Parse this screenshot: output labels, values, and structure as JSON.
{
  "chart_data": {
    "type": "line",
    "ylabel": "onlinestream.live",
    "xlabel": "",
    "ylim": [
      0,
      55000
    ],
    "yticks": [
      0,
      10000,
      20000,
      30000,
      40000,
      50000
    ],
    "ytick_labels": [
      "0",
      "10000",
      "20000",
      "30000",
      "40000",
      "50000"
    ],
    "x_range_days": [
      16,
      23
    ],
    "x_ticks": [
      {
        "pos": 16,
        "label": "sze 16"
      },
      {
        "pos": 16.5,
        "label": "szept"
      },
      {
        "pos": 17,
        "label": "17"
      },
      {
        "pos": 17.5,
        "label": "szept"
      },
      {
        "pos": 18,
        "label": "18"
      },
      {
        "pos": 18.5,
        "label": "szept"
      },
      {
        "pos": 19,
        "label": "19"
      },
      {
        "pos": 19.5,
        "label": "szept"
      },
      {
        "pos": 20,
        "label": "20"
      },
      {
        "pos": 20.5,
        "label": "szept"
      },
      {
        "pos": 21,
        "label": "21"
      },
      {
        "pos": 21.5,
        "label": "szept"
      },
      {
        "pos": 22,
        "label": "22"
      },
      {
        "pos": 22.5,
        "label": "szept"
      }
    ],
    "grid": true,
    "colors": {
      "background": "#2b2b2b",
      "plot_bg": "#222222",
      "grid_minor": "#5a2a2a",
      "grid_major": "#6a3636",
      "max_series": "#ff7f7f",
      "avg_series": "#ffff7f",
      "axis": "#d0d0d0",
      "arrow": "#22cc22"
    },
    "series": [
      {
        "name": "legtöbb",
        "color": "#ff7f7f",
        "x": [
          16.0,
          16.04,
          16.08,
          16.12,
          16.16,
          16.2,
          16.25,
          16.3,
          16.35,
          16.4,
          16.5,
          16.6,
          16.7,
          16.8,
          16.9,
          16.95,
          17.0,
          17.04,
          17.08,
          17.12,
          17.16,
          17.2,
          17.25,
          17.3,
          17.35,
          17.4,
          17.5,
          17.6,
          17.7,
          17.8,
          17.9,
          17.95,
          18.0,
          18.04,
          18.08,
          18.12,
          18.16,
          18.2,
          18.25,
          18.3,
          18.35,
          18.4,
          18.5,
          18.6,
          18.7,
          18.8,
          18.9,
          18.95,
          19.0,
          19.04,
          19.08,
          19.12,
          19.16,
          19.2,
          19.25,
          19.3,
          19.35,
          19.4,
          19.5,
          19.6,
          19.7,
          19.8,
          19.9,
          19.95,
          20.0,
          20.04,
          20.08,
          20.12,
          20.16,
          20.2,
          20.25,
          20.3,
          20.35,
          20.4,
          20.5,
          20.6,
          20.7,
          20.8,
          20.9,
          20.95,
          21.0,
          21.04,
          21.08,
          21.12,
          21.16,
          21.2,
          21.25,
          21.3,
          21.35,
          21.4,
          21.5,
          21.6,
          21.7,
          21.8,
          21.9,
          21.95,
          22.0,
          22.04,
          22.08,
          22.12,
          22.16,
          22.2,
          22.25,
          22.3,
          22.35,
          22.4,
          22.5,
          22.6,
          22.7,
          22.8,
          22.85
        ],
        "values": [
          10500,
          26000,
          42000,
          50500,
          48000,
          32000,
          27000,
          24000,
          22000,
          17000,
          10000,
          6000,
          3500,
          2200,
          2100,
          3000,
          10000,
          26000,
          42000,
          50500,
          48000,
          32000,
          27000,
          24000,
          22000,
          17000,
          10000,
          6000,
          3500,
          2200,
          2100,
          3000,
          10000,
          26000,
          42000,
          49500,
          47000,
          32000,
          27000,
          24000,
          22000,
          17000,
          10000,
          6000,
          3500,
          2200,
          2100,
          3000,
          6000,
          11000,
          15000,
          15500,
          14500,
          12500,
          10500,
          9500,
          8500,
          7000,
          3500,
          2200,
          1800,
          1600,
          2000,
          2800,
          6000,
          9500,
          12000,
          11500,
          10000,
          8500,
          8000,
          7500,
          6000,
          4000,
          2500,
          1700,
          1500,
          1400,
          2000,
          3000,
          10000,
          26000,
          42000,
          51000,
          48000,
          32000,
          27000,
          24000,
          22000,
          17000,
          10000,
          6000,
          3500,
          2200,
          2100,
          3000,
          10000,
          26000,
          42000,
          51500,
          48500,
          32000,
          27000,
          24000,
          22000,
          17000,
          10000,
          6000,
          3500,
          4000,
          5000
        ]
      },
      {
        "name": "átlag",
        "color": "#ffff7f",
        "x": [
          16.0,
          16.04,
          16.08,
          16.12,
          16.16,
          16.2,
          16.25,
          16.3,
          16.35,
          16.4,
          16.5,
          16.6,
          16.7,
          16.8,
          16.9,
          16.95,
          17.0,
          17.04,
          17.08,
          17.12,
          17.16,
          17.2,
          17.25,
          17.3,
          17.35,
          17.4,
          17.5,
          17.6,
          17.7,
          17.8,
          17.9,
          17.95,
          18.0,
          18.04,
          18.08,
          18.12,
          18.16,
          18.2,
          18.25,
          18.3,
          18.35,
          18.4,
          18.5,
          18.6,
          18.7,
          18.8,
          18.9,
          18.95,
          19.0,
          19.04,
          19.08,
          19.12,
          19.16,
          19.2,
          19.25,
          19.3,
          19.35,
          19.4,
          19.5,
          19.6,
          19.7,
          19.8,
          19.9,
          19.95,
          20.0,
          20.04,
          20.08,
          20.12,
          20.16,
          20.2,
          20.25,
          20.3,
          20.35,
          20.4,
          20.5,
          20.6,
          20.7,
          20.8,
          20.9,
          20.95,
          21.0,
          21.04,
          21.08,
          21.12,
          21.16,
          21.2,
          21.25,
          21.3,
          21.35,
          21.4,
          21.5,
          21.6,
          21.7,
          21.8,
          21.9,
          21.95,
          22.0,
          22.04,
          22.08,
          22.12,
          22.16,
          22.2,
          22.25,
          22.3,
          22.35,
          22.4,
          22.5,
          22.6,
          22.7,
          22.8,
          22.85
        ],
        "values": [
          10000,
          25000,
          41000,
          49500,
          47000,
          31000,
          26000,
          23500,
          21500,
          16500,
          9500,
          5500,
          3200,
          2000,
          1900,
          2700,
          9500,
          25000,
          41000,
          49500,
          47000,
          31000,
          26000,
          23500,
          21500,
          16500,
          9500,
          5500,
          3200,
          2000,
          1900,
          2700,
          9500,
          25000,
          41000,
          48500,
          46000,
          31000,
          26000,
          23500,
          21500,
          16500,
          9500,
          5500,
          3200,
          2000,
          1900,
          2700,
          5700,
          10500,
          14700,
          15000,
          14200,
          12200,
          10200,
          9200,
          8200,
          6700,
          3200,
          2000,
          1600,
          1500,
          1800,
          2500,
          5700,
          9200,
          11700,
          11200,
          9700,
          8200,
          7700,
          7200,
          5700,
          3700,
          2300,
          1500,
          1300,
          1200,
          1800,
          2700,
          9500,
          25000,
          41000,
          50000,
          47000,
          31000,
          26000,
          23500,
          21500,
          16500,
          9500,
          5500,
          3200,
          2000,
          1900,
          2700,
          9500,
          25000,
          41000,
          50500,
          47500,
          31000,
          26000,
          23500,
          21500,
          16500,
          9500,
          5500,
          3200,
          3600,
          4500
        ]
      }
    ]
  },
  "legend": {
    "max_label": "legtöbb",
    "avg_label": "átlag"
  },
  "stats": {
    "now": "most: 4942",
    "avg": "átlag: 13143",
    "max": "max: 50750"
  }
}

==

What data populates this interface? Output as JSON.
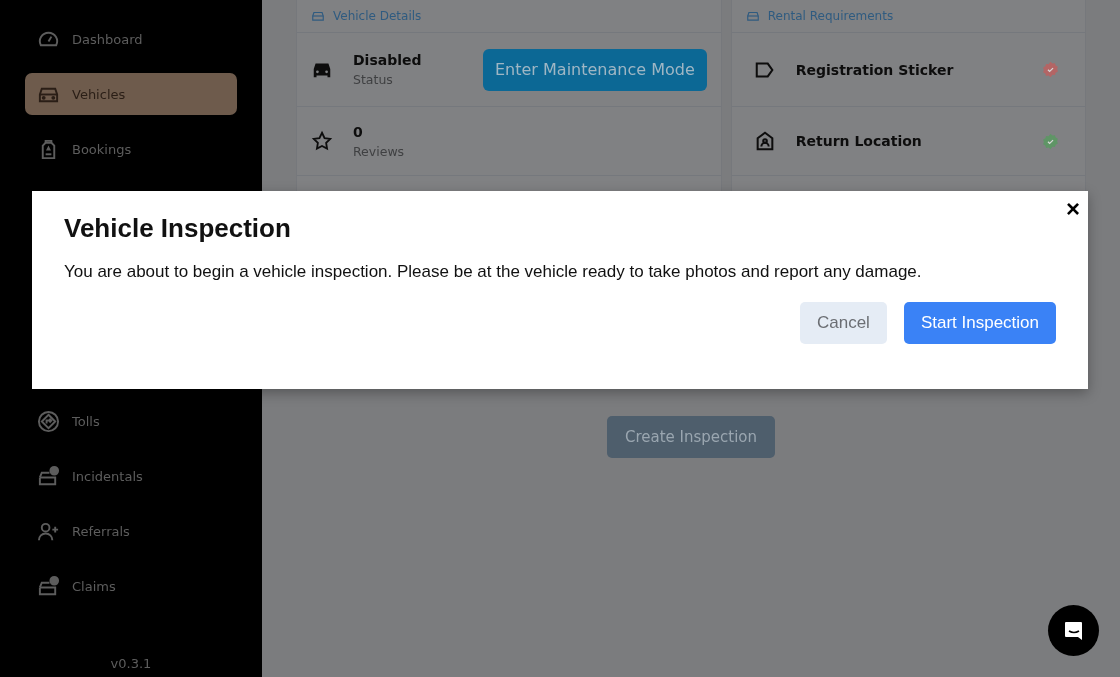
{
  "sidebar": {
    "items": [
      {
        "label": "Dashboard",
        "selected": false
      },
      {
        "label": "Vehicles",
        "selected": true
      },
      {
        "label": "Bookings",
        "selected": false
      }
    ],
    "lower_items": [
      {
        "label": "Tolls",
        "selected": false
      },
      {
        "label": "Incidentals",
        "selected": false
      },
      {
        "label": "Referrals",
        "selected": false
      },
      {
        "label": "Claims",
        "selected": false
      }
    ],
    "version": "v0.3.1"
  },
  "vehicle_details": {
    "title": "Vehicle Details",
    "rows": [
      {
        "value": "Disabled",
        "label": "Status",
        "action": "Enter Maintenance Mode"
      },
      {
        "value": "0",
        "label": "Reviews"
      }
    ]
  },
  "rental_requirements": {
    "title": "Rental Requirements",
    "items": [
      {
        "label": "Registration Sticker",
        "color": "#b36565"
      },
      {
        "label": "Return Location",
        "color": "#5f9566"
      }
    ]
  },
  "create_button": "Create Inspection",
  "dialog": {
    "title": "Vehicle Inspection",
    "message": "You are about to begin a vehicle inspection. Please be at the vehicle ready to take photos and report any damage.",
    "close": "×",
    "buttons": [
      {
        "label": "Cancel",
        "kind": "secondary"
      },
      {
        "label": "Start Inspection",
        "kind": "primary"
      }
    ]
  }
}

#### [What you have to do]
Check each line above for the string "this", then copy the ones that have it.

#### [Written reply]
Parse this screenshot: output labels, values, and structure as JSON.
What data populates this interface? Output as JSON.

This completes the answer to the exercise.